Problem details –
The answer is a single number: how many lines hold the string "труда".

Task input –
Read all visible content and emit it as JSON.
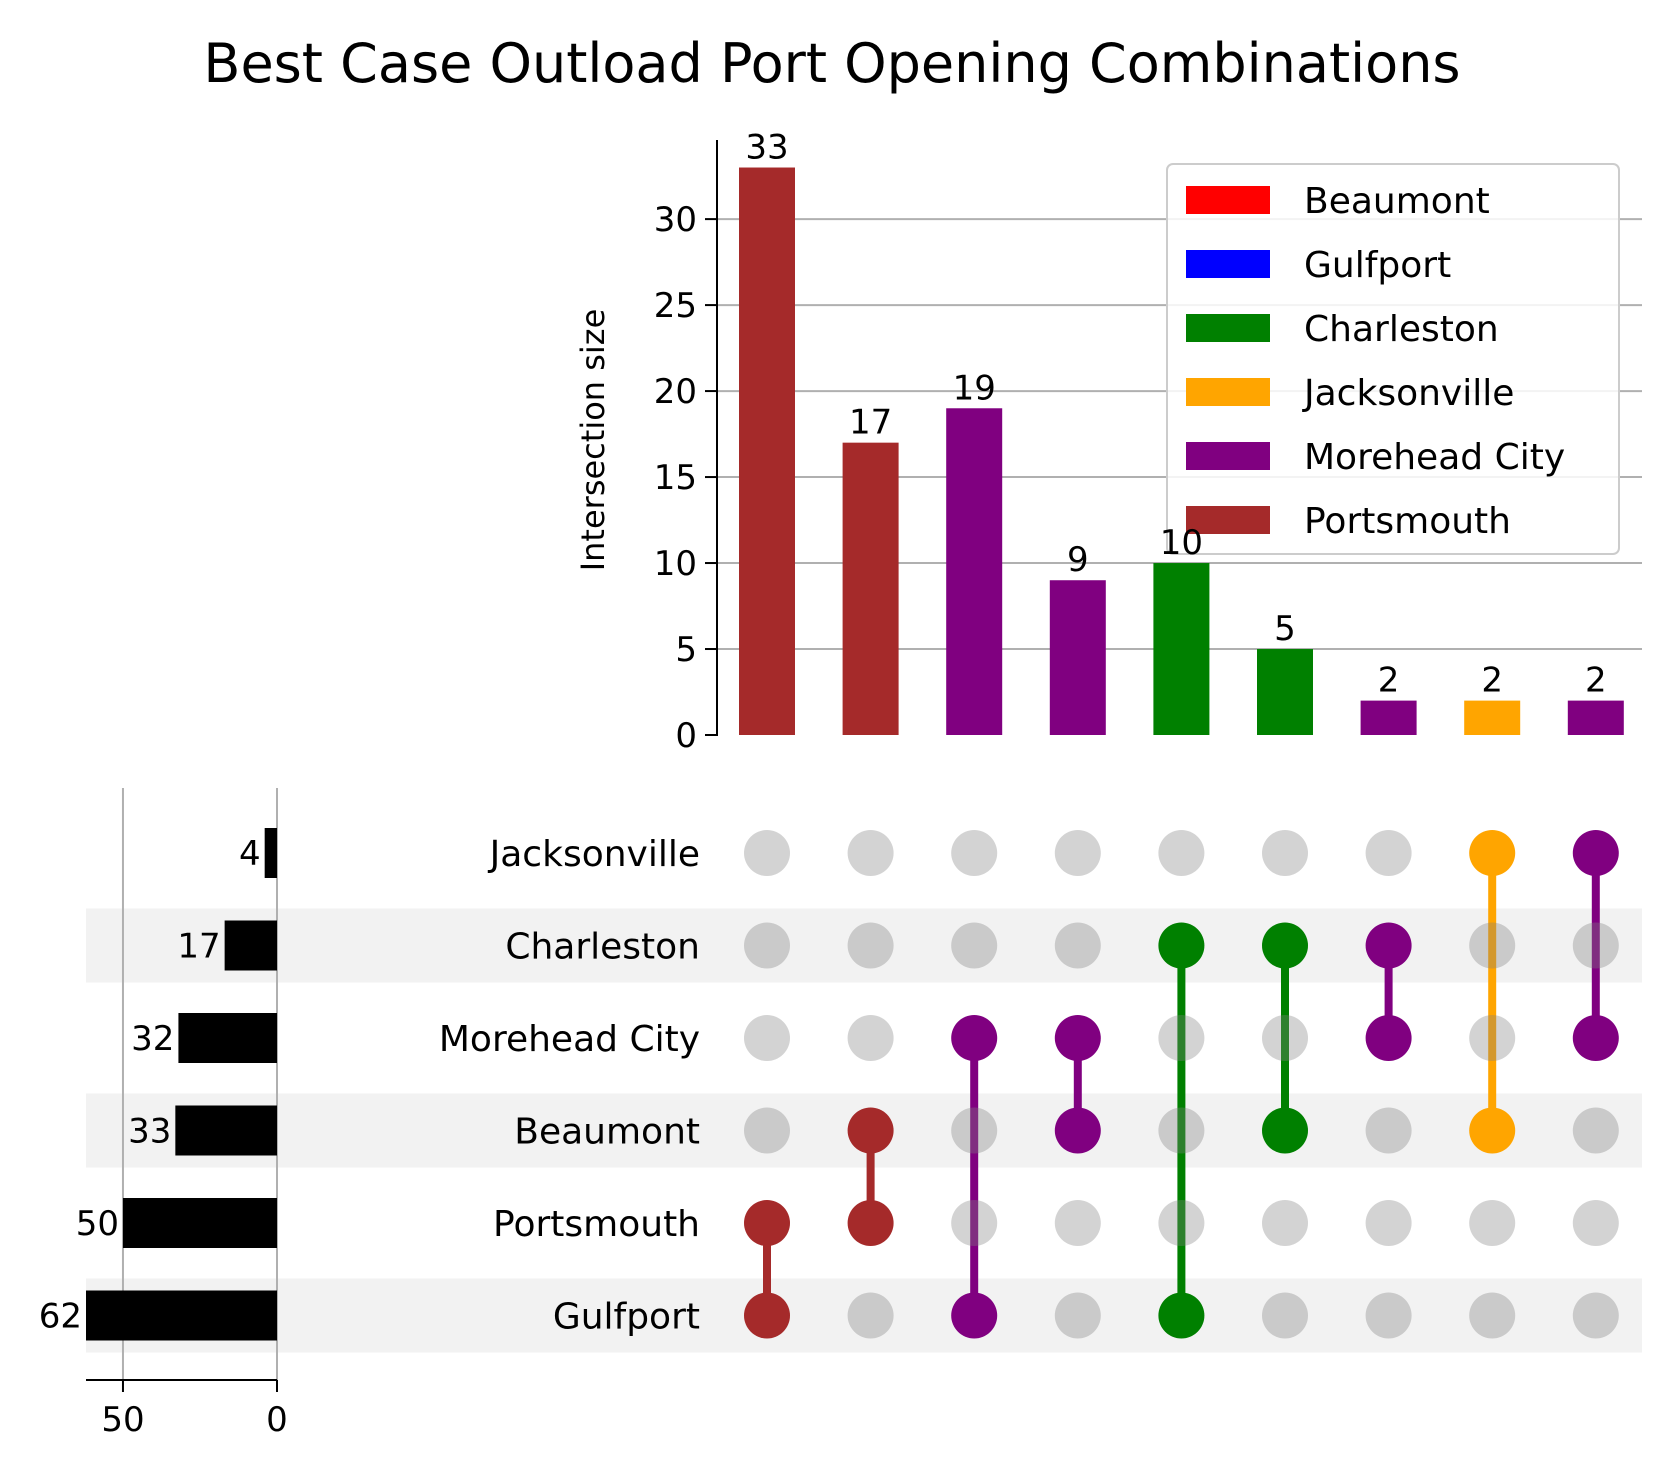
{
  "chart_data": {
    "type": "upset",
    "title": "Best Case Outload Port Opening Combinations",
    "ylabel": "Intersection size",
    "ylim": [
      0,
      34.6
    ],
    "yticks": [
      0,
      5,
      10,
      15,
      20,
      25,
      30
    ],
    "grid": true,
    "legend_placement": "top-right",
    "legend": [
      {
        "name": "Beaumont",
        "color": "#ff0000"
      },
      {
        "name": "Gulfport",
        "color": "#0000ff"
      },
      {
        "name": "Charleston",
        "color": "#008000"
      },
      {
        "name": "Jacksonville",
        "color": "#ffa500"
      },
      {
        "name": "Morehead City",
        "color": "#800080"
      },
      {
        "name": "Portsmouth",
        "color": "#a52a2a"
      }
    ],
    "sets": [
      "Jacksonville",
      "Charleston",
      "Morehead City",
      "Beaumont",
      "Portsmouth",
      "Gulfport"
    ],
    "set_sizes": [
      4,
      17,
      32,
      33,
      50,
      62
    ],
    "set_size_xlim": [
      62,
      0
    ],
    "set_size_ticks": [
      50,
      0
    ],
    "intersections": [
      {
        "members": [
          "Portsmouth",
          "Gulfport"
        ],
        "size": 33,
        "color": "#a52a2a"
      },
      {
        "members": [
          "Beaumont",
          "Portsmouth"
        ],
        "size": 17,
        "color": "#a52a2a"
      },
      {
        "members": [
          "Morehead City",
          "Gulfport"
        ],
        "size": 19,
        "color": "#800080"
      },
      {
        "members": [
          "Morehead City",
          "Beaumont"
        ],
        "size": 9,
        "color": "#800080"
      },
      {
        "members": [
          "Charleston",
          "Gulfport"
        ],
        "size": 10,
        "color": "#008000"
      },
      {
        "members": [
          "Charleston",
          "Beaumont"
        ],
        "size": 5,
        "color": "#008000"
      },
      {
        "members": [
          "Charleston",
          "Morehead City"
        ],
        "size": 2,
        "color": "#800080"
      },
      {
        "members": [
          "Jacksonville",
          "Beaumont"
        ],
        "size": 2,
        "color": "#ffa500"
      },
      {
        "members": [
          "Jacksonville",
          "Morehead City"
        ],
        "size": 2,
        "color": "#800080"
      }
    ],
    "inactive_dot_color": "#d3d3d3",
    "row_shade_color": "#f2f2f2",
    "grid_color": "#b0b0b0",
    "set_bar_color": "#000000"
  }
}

* * *

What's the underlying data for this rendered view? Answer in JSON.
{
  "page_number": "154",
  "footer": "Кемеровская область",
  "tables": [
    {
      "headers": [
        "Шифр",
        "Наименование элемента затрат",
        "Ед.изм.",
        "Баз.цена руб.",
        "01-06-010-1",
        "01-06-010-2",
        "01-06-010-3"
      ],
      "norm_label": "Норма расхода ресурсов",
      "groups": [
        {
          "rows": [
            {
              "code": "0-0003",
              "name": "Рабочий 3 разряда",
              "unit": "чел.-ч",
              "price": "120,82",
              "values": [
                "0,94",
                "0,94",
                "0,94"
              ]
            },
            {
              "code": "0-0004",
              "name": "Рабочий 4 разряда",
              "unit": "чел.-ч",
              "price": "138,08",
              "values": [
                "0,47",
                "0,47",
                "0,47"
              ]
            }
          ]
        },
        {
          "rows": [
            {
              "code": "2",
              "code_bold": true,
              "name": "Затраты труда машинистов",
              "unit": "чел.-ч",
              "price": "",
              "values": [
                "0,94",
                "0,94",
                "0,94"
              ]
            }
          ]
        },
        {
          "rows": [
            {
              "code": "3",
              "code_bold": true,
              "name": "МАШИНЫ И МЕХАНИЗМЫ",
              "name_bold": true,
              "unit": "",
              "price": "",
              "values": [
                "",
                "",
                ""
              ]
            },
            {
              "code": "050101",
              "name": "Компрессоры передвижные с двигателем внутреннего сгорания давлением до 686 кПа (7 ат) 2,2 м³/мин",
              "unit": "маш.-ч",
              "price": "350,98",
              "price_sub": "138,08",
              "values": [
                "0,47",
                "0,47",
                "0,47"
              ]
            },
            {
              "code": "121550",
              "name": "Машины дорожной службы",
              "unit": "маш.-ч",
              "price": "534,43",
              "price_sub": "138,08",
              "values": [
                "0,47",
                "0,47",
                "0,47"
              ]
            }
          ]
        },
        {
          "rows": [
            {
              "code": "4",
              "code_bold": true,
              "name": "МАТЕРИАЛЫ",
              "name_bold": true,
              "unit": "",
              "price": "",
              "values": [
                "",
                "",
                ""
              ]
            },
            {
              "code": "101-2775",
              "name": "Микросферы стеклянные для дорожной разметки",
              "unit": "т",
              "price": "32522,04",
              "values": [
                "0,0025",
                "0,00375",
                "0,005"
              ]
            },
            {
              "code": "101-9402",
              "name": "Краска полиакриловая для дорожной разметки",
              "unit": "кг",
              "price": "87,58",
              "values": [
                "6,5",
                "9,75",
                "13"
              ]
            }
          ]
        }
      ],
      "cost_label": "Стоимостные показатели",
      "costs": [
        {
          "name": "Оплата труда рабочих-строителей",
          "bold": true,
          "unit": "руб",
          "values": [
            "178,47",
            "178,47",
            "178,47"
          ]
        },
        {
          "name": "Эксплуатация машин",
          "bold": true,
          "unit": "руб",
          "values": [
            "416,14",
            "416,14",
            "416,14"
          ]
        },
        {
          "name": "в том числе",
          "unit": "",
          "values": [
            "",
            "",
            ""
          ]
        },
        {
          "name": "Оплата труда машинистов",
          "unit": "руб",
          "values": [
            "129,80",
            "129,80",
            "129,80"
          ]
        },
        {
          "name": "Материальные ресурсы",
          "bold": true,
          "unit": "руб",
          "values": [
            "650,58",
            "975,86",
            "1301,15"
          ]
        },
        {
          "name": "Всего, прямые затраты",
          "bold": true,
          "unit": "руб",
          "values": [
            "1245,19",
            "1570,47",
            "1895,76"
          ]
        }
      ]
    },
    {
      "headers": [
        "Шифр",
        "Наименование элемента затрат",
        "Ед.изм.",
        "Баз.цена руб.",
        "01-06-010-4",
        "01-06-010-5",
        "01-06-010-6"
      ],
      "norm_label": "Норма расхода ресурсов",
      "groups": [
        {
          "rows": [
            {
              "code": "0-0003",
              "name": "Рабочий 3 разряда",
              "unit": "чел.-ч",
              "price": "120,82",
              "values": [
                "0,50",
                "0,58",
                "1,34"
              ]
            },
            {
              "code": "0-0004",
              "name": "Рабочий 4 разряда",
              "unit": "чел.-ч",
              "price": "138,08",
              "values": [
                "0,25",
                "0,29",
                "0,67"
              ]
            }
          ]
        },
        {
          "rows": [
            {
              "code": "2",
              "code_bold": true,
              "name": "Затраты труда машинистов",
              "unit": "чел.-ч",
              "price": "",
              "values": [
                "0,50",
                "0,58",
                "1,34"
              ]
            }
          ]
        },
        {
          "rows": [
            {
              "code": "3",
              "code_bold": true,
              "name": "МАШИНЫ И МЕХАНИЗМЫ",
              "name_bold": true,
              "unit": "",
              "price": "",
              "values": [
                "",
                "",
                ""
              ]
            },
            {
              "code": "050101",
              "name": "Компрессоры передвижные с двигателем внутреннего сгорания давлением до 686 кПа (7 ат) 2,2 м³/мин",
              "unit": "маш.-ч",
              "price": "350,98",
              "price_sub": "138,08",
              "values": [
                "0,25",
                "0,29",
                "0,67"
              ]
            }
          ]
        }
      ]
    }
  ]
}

* * *

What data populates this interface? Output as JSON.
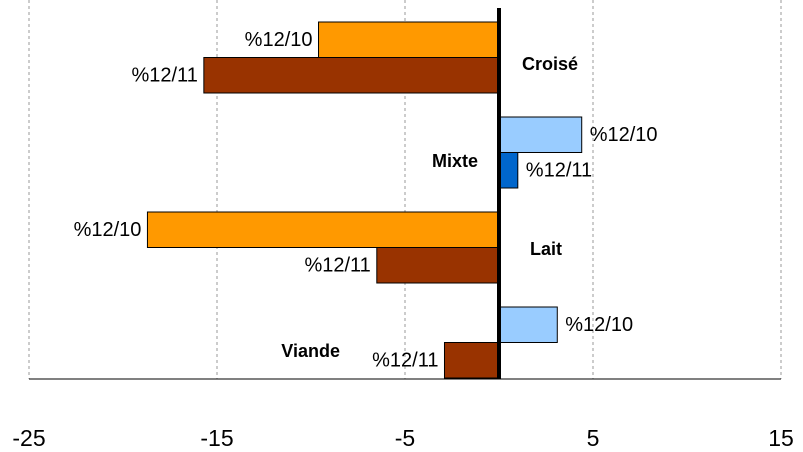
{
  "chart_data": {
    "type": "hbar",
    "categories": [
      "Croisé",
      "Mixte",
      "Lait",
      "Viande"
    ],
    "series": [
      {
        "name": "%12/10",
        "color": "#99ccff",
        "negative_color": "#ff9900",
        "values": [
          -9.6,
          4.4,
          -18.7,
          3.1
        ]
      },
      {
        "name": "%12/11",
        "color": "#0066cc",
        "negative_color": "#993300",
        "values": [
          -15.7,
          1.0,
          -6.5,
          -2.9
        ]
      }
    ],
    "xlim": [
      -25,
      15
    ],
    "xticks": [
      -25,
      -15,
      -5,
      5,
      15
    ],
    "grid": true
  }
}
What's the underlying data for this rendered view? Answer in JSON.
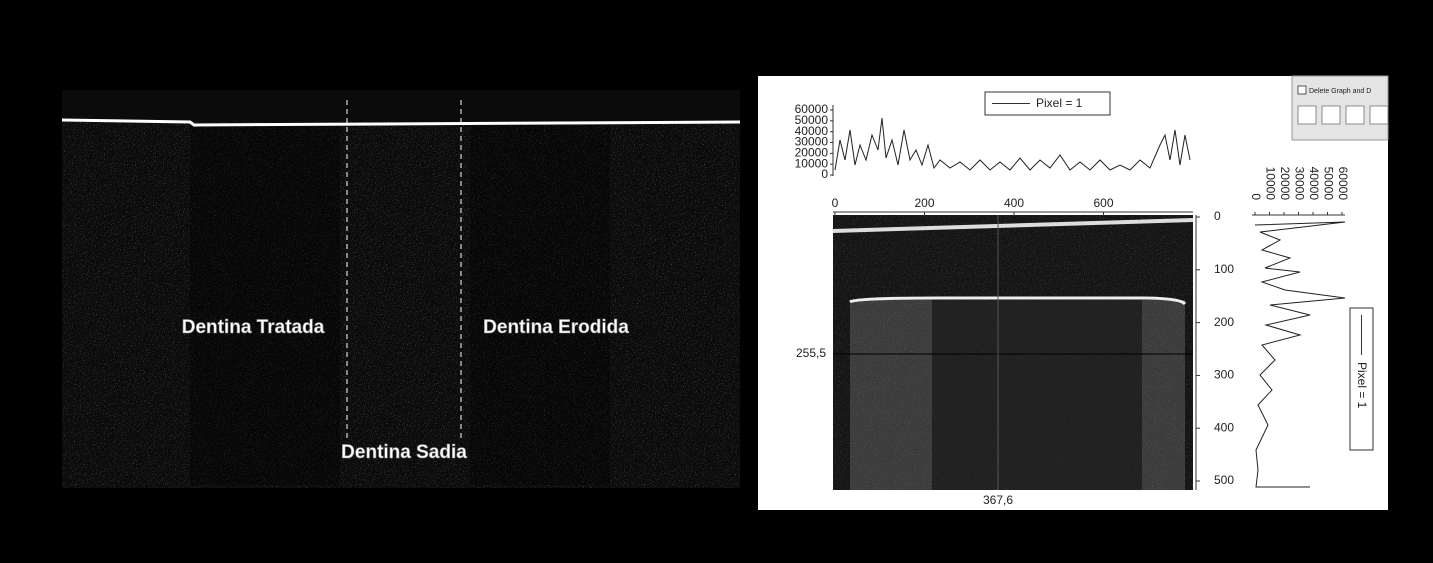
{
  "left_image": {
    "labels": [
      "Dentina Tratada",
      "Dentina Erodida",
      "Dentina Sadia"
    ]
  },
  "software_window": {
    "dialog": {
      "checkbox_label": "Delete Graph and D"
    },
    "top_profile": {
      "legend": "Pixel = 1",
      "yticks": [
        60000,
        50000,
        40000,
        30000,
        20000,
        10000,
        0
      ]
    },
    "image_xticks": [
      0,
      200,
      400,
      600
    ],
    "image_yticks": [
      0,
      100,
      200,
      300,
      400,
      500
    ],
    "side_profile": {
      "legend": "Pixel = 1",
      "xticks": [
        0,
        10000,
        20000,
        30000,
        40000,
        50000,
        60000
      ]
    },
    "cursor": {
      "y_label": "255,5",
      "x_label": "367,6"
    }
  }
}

Written response –
4